[Records from a data source]

--------------------------------------------------

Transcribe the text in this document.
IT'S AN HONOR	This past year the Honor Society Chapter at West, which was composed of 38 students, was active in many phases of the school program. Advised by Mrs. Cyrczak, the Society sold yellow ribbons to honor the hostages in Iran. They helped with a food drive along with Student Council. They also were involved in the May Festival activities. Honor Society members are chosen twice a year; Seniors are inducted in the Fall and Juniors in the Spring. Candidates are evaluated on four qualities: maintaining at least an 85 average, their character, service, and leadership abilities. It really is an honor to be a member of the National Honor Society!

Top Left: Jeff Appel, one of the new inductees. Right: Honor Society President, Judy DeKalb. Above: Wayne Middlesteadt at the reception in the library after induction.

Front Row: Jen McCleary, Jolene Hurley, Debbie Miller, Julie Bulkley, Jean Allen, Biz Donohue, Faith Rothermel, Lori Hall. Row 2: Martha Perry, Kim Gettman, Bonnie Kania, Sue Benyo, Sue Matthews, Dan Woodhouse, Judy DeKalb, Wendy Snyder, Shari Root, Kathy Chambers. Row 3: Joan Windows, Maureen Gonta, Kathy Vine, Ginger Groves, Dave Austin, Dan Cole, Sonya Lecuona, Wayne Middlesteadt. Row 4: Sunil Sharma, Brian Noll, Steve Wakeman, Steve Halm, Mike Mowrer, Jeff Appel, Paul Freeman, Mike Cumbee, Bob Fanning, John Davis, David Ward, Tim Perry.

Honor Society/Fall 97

--------------------------------------------------

▶ _What is being asked_
Retype each record exactly, leaving nothing out.

▶ _Problem solution_
Transcribe the text in this document.
IT'S AN HONOR	This past year the Honor Society Chapter at West, which was composed of 38 students, was active in many phases of the school program. Advised by Mrs. Cyrczak, the Society sold yellow ribbons to honor the hostages in Iran. They helped with a food drive along with Student Council. They also were involved in the May Festival activities. Honor Society members are chosen twice a year; Seniors are inducted in the Fall and Juniors in the Spring. Candidates are evaluated on four qualities: maintaining at least an 85 average, their character, service, and leadership abilities. It really is an honor to be a member of the National Honor Society!

Top Left: Jeff Appel, one of the new inductees. Right: Honor Society President, Judy DeKalb. Above: Wayne Middlesteadt at the reception in the library after induction.

Front Row: Jen McCleary, Jolene Hurley, Debbie Miller, Julie Bulkley, Jean Allen, Biz Donohue, Faith Rothermel, Lori Hall. Row 2: Martha Perry, Kim Gettman, Bonnie Kania, Sue Benyo, Sue Matthews, Dan Woodhouse, Judy DeKalb, Wendy Snyder, Shari Root, Kathy Chambers. Row 3: Joan Windows, Maureen Gonta, Kathy Vine, Ginger Groves, Dave Austin, Dan Cole, Sonya Lecuona, Wayne Middlesteadt. Row 4: Sunil Sharma, Brian Noll, Steve Wakeman, Steve Halm, Mike Mowrer, Jeff Appel, Paul Freeman, Mike Cumbee, Bob Fanning, John Davis, David Ward, Tim Perry.

Honor Society/Fall 97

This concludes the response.